Extract every line of the entries below that contains the string "value".

Element box entries:

════════

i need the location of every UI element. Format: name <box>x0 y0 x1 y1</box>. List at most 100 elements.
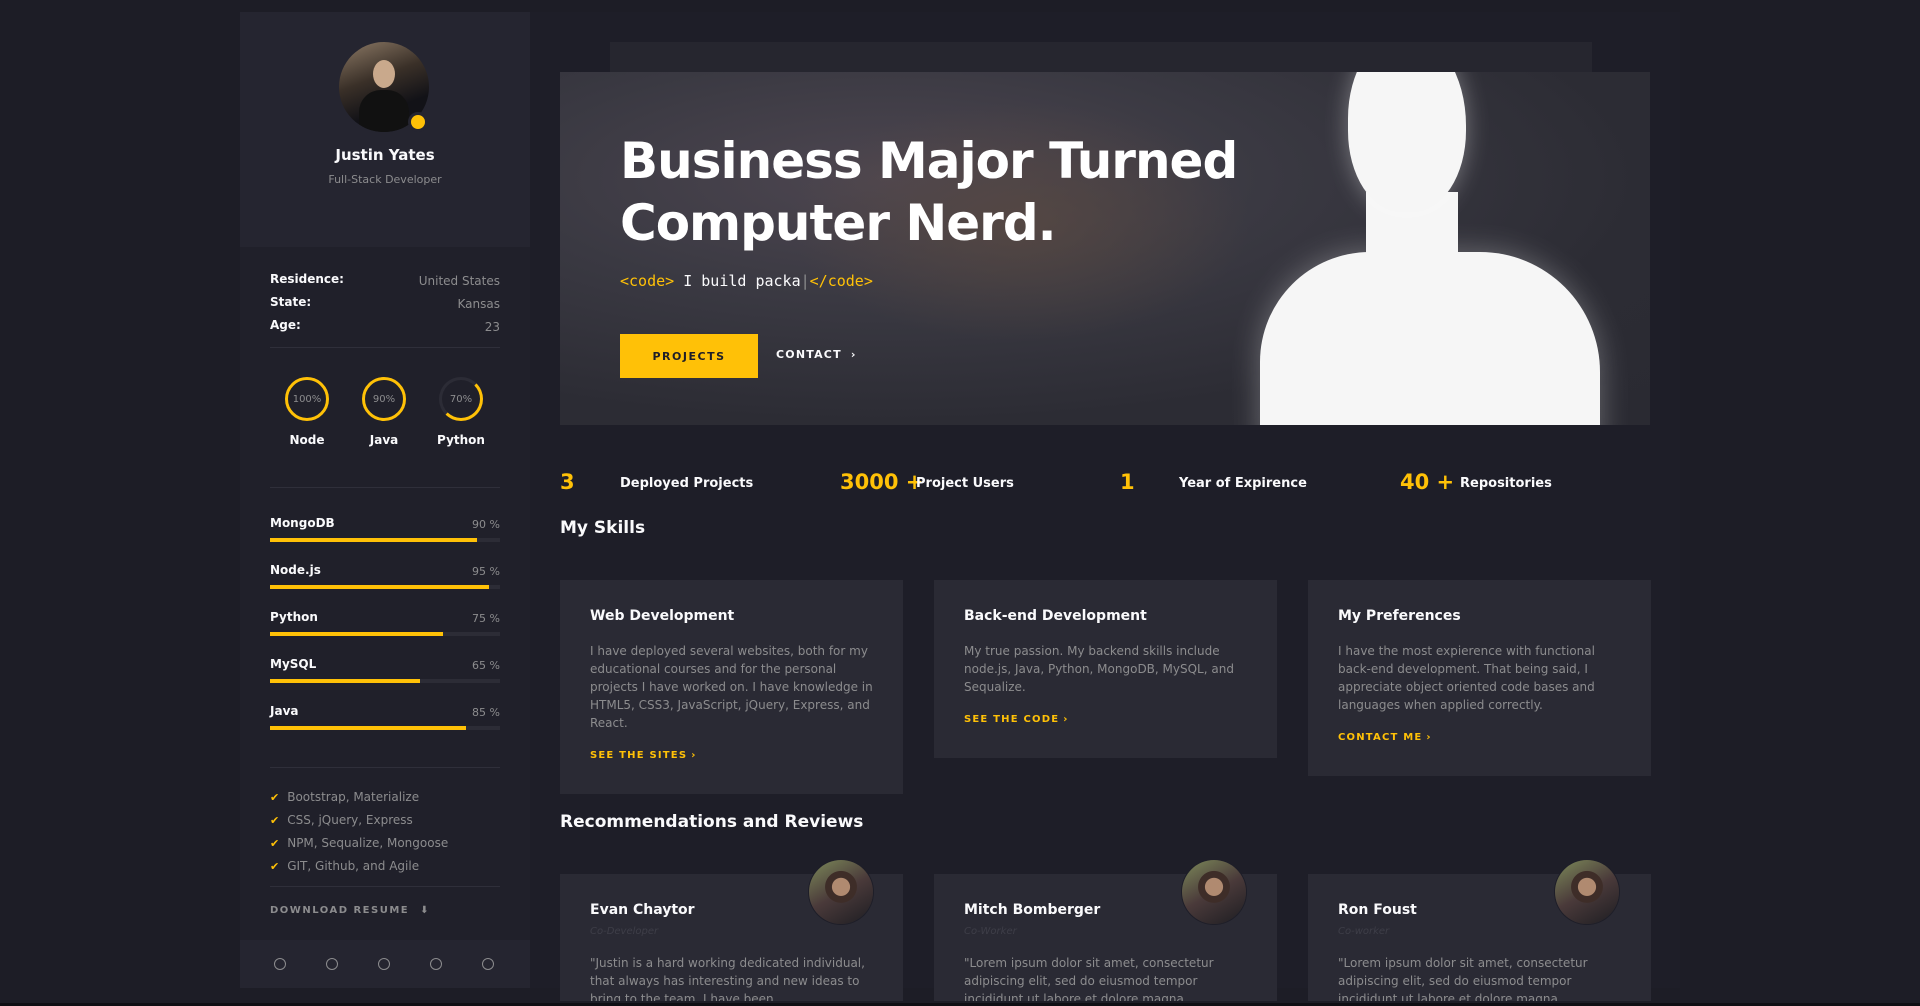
skill-bar-label: Node.js <box>270 563 321 577</box>
check-label: CSS, jQuery, Express <box>287 813 413 827</box>
code-close-tag: </code> <box>809 272 873 290</box>
see-sites-label: SEE THE SITES <box>590 750 688 761</box>
skill-bar-fill <box>270 726 466 730</box>
social-icon[interactable] <box>430 958 442 970</box>
social-icon[interactable] <box>326 958 338 970</box>
reviewer-role: Co-Worker <box>964 926 1017 937</box>
projects-button[interactable]: PROJECTS <box>620 334 758 378</box>
section-title-reviews: Recommendations and Reviews <box>560 812 864 832</box>
sidebar: Justin Yates Full-Stack Developer Reside… <box>240 12 530 988</box>
avatar-head <box>373 60 395 88</box>
download-resume-link[interactable]: DOWNLOAD RESUME ⬇ <box>270 905 430 916</box>
skill-bar-mongodb: MongoDB 90 % <box>270 516 500 546</box>
progress-ring: 100% <box>285 377 329 421</box>
profile-name: Justin Yates <box>335 146 435 164</box>
skill-card-backend: Back-end Development My true passion. My… <box>934 580 1277 758</box>
social-icon[interactable] <box>274 958 286 970</box>
profile-card: Justin Yates Full-Stack Developer <box>240 12 530 247</box>
reviewer-role: Co-worker <box>1338 926 1390 937</box>
check-label: GIT, Github, and Agile <box>287 859 420 873</box>
info-value: Kansas <box>457 297 500 311</box>
social-icon[interactable] <box>378 958 390 970</box>
contact-me-link[interactable]: CONTACT ME › <box>1338 732 1432 743</box>
hero-banner: Business Major Turned Computer Nerd. <co… <box>560 72 1650 425</box>
check-icon: ✔ <box>270 837 280 850</box>
social-icon[interactable] <box>482 958 494 970</box>
info-key: Residence: <box>270 272 344 286</box>
skill-bar-track <box>270 726 500 730</box>
skill-bar-percent: 75 % <box>472 612 500 625</box>
see-sites-link[interactable]: SEE THE SITES › <box>590 750 697 761</box>
skill-bar-track <box>270 632 500 636</box>
skill-card-web: Web Development I have deployed several … <box>560 580 903 794</box>
info-key: State: <box>270 295 312 309</box>
stat-number: 40 + <box>1400 470 1455 494</box>
stat-number: 1 <box>1120 470 1135 494</box>
circle-java: 90% Java <box>349 377 419 447</box>
check-icon: ✔ <box>270 814 280 827</box>
skill-bar-label: MySQL <box>270 657 317 671</box>
chevron-right-icon: › <box>1063 714 1069 725</box>
reviewer-role: Co-Developer <box>590 926 659 937</box>
skill-bar-fill <box>270 585 489 589</box>
skill-bar-fill <box>270 538 477 542</box>
skill-check-item: ✔ Bootstrap, Materialize <box>270 790 419 804</box>
circle-label: Java <box>369 433 399 447</box>
circle-label: Python <box>437 433 485 447</box>
stat-label: Project Users <box>916 476 1014 491</box>
reviewer-name: Mitch Bomberger <box>964 902 1101 918</box>
section-title-skills: My Skills <box>560 518 646 538</box>
reviewer-name: Ron Foust <box>1338 902 1417 918</box>
code-text: I build packa <box>674 272 801 290</box>
info-value: United States <box>418 274 500 288</box>
circle-node: 100% Node <box>272 377 342 447</box>
review-quote: "Justin is a hard working dedicated indi… <box>590 956 865 1001</box>
review-quote: "Lorem ipsum dolor sit amet, consectetur… <box>1338 956 1588 1001</box>
skill-bar-percent: 65 % <box>472 659 500 672</box>
reviewer-avatar <box>1555 860 1619 924</box>
stat-number: 3000 + <box>840 470 924 494</box>
skill-check-item: ✔ GIT, Github, and Agile <box>270 859 419 873</box>
skill-check-item: ✔ CSS, jQuery, Express <box>270 813 413 827</box>
reviewer-avatar <box>1182 860 1246 924</box>
divider <box>270 886 500 887</box>
hero-title: Business Major Turned Computer Nerd. <box>620 132 1238 252</box>
text-cursor: | <box>800 272 810 290</box>
see-code-label: SEE THE CODE <box>964 714 1060 725</box>
skill-bar-track <box>270 585 500 589</box>
profile-role: Full-Stack Developer <box>328 173 442 186</box>
skill-bar-label: Python <box>270 610 318 624</box>
download-resume-label: DOWNLOAD RESUME <box>270 905 410 916</box>
progress-ring: 70% <box>439 377 483 421</box>
skill-bar-python: Python 75 % <box>270 610 500 640</box>
skill-bar-mysql: MySQL 65 % <box>270 657 500 687</box>
chevron-right-icon: › <box>850 348 857 361</box>
circle-python: 70% Python <box>426 377 496 447</box>
skill-card-desc: My true passion. My backend skills inclu… <box>964 644 1234 694</box>
skill-card-preferences: My Preferences I have the most expierenc… <box>1308 580 1651 776</box>
download-icon: ⬇ <box>420 905 430 916</box>
stat-label: Repositories <box>1460 476 1552 491</box>
stat-label: Deployed Projects <box>620 476 754 491</box>
skill-bar-percent: 85 % <box>472 706 500 719</box>
check-label: NPM, Sequalize, Mongoose <box>287 836 449 850</box>
chevron-right-icon: › <box>1426 732 1432 743</box>
skill-bar-track <box>270 538 500 542</box>
see-code-link[interactable]: SEE THE CODE › <box>964 714 1069 725</box>
skill-bar-nodejs: Node.js 95 % <box>270 563 500 593</box>
chevron-right-icon: › <box>691 750 697 761</box>
check-icon: ✔ <box>270 860 280 873</box>
divider <box>270 487 500 488</box>
divider <box>270 347 500 348</box>
info-key: Age: <box>270 318 301 332</box>
skill-card-desc: I have deployed several websites, both f… <box>590 644 873 730</box>
skill-bar-fill <box>270 679 420 683</box>
status-dot <box>408 112 428 132</box>
info-value: 23 <box>484 320 500 334</box>
check-icon: ✔ <box>270 791 280 804</box>
skill-check-item: ✔ NPM, Sequalize, Mongoose <box>270 836 448 850</box>
social-bar <box>240 940 530 988</box>
skill-bar-track <box>270 679 500 683</box>
skill-bar-percent: 90 % <box>472 518 500 531</box>
contact-button[interactable]: CONTACT › <box>776 348 857 361</box>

════════

• _Solved exercise_:
info-value: Kansas <box>457 297 500 311</box>
info-value: United States <box>418 274 500 288</box>
info-value: 23 <box>484 320 500 334</box>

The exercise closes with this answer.